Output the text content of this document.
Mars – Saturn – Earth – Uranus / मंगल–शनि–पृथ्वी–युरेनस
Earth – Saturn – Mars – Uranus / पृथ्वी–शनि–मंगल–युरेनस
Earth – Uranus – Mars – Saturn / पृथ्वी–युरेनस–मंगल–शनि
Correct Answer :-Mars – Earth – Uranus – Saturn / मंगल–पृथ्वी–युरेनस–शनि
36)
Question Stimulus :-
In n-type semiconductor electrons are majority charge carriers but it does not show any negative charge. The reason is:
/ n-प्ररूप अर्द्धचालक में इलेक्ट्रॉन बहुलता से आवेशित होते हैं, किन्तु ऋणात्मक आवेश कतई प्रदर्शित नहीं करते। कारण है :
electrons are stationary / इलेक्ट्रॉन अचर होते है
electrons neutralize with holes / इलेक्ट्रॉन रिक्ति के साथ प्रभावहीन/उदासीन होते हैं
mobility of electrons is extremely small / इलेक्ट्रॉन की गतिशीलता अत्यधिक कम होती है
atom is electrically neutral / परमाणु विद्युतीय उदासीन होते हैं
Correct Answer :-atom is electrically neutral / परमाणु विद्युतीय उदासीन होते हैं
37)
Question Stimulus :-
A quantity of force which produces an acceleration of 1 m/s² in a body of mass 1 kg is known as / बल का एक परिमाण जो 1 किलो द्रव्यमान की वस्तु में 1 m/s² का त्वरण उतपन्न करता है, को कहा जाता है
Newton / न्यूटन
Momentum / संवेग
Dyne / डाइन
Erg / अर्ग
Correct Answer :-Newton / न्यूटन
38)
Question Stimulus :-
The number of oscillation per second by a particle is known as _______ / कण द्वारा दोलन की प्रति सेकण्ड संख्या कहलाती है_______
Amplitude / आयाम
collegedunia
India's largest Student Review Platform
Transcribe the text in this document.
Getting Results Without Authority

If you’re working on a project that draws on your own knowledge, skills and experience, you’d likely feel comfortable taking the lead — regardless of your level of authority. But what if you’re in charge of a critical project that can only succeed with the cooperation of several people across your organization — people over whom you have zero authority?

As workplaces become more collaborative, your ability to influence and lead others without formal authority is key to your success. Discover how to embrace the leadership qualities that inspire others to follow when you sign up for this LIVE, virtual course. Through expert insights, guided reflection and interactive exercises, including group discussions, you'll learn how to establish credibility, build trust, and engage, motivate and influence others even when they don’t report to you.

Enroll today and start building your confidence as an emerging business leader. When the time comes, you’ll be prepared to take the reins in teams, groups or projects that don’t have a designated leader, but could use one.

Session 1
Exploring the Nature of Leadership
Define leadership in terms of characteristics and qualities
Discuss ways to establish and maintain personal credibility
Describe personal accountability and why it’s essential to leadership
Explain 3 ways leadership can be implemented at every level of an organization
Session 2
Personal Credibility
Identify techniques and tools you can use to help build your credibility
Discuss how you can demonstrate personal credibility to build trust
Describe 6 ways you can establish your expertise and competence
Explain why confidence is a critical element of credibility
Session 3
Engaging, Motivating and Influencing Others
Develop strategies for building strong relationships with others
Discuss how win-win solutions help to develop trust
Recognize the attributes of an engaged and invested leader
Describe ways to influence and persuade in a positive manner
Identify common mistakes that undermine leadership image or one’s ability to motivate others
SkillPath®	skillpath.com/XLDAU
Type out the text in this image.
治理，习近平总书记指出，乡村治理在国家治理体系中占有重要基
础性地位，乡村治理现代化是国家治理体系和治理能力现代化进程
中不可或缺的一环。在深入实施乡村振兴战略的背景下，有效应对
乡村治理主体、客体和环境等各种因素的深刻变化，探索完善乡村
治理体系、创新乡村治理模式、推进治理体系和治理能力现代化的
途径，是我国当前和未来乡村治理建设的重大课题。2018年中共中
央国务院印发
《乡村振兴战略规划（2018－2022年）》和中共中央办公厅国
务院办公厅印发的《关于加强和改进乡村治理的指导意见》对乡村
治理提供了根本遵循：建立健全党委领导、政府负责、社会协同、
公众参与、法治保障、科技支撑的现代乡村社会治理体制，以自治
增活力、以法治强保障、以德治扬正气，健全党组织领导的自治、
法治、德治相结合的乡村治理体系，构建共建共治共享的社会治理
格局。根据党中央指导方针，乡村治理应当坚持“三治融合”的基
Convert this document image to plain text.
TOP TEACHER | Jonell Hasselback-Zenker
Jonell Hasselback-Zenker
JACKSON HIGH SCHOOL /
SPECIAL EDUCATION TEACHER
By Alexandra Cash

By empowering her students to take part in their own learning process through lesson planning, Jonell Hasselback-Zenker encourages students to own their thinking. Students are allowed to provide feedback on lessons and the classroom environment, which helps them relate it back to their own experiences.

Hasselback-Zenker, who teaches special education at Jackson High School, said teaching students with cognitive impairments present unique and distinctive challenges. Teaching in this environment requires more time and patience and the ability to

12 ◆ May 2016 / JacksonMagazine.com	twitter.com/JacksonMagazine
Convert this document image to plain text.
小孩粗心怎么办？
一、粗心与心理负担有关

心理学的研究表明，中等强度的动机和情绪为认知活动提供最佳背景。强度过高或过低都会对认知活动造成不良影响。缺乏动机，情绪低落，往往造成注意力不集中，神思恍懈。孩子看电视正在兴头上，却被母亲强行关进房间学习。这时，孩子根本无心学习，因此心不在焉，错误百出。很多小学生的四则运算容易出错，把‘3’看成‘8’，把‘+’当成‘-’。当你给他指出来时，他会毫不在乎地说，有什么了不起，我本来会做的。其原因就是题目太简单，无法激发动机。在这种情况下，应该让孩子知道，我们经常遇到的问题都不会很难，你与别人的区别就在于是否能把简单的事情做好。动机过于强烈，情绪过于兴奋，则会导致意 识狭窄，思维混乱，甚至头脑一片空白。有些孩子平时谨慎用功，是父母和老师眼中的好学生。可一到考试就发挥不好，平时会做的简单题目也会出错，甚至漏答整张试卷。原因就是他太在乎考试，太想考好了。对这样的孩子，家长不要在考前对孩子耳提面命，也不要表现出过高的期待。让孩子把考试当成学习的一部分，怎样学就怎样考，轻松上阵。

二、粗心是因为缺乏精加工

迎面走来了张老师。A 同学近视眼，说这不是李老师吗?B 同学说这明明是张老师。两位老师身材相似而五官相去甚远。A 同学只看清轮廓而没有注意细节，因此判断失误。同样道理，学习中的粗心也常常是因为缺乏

┄┄┄┄┄┄┄┄┄┄

Repeat the data verbatim.

» **Complete response**
Output the text content of this document.
Mars – Saturn – Earth – Uranus / मंगल–शनि–पृथ्वी–युरेनस
Earth – Saturn – Mars – Uranus / पृथ्वी–शनि–मंगल–युरेनस
Earth – Uranus – Mars – Saturn / पृथ्वी–युरेनस–मंगल–शनि
Correct Answer :-Mars – Earth – Uranus – Saturn / मंगल–पृथ्वी–युरेनस–शनि
36)
Question Stimulus :-
In n-type semiconductor electrons are majority charge carriers but it does not show any negative charge. The reason is:
/ n-प्ररूप अर्द्धचालक में इलेक्ट्रॉन बहुलता से आवेशित होते हैं, किन्तु ऋणात्मक आवेश कतई प्रदर्शित नहीं करते। कारण है :
electrons are stationary / इलेक्ट्रॉन अचर होते है
electrons neutralize with holes / इलेक्ट्रॉन रिक्ति के साथ प्रभावहीन/उदासीन होते हैं
mobility of electrons is extremely small / इलेक्ट्रॉन की गतिशीलता अत्यधिक कम होती है
atom is electrically neutral / परमाणु विद्युतीय उदासीन होते हैं
Correct Answer :-atom is electrically neutral / परमाणु विद्युतीय उदासीन होते हैं
37)
Question Stimulus :-
A quantity of force which produces an acceleration of 1 m/s² in a body of mass 1 kg is known as / बल का एक परिमाण जो 1 किलो द्रव्यमान की वस्तु में 1 m/s² का त्वरण उतपन्न करता है, को कहा जाता है
Newton / न्यूटन
Momentum / संवेग
Dyne / डाइन
Erg / अर्ग
Correct Answer :-Newton / न्यूटन
38)
Question Stimulus :-
The number of oscillation per second by a particle is known as _______ / कण द्वारा दोलन की प्रति सेकण्ड संख्या कहलाती है_______
Amplitude / आयाम
collegedunia
India's largest Student Review Platform
Transcribe the text in this document.
Getting Results Without Authority

If you’re working on a project that draws on your own knowledge, skills and experience, you’d likely feel comfortable taking the lead — regardless of your level of authority. But what if you’re in charge of a critical project that can only succeed with the cooperation of several people across your organization — people over whom you have zero authority?

As workplaces become more collaborative, your ability to influence and lead others without formal authority is key to your success. Discover how to embrace the leadership qualities that inspire others to follow when you sign up for this LIVE, virtual course. Through expert insights, guided reflection and interactive exercises, including group discussions, you'll learn how to establish credibility, build trust, and engage, motivate and influence others even when they don’t report to you.

Enroll today and start building your confidence as an emerging business leader. When the time comes, you’ll be prepared to take the reins in teams, groups or projects that don’t have a designated leader, but could use one.

Session 1
Exploring the Nature of Leadership
Define leadership in terms of characteristics and qualities
Discuss ways to establish and maintain personal credibility
Describe personal accountability and why it’s essential to leadership
Explain 3 ways leadership can be implemented at every level of an organization
Session 2
Personal Credibility
Identify techniques and tools you can use to help build your credibility
Discuss how you can demonstrate personal credibility to build trust
Describe 6 ways you can establish your expertise and competence
Explain why confidence is a critical element of credibility
Session 3
Engaging, Motivating and Influencing Others
Develop strategies for building strong relationships with others
Discuss how win-win solutions help to develop trust
Recognize the attributes of an engaged and invested leader
Describe ways to influence and persuade in a positive manner
Identify common mistakes that undermine leadership image or one’s ability to motivate others
SkillPath®	skillpath.com/XLDAU
Type out the text in this image.
治理，习近平总书记指出，乡村治理在国家治理体系中占有重要基
础性地位，乡村治理现代化是国家治理体系和治理能力现代化进程
中不可或缺的一环。在深入实施乡村振兴战略的背景下，有效应对
乡村治理主体、客体和环境等各种因素的深刻变化，探索完善乡村
治理体系、创新乡村治理模式、推进治理体系和治理能力现代化的
途径，是我国当前和未来乡村治理建设的重大课题。2018年中共中
央国务院印发
《乡村振兴战略规划（2018－2022年）》和中共中央办公厅国
务院办公厅印发的《关于加强和改进乡村治理的指导意见》对乡村
治理提供了根本遵循：建立健全党委领导、政府负责、社会协同、
公众参与、法治保障、科技支撑的现代乡村社会治理体制，以自治
增活力、以法治强保障、以德治扬正气，健全党组织领导的自治、
法治、德治相结合的乡村治理体系，构建共建共治共享的社会治理
格局。根据党中央指导方针，乡村治理应当坚持“三治融合”的基
Convert this document image to plain text.
TOP TEACHER | Jonell Hasselback-Zenker
Jonell Hasselback-Zenker
JACKSON HIGH SCHOOL /
SPECIAL EDUCATION TEACHER
By Alexandra Cash

By empowering her students to take part in their own learning process through lesson planning, Jonell Hasselback-Zenker encourages students to own their thinking. Students are allowed to provide feedback on lessons and the classroom environment, which helps them relate it back to their own experiences.

Hasselback-Zenker, who teaches special education at Jackson High School, said teaching students with cognitive impairments present unique and distinctive challenges. Teaching in this environment requires more time and patience and the ability to

12 ◆ May 2016 / JacksonMagazine.com	twitter.com/JacksonMagazine
Convert this document image to plain text.
小孩粗心怎么办？
一、粗心与心理负担有关

心理学的研究表明，中等强度的动机和情绪为认知活动提供最佳背景。强度过高或过低都会对认知活动造成不良影响。缺乏动机，情绪低落，往往造成注意力不集中，神思恍懈。孩子看电视正在兴头上，却被母亲强行关进房间学习。这时，孩子根本无心学习，因此心不在焉，错误百出。很多小学生的四则运算容易出错，把‘3’看成‘8’，把‘+’当成‘-’。当你给他指出来时，他会毫不在乎地说，有什么了不起，我本来会做的。其原因就是题目太简单，无法激发动机。在这种情况下，应该让孩子知道，我们经常遇到的问题都不会很难，你与别人的区别就在于是否能把简单的事情做好。动机过于强烈，情绪过于兴奋，则会导致意 识狭窄，思维混乱，甚至头脑一片空白。有些孩子平时谨慎用功，是父母和老师眼中的好学生。可一到考试就发挥不好，平时会做的简单题目也会出错，甚至漏答整张试卷。原因就是他太在乎考试，太想考好了。对这样的孩子，家长不要在考前对孩子耳提面命，也不要表现出过高的期待。让孩子把考试当成学习的一部分，怎样学就怎样考，轻松上阵。

二、粗心是因为缺乏精加工

迎面走来了张老师。A 同学近视眼，说这不是李老师吗?B 同学说这明明是张老师。两位老师身材相似而五官相去甚远。A 同学只看清轮廓而没有注意细节，因此判断失误。同样道理，学习中的粗心也常常是因为缺乏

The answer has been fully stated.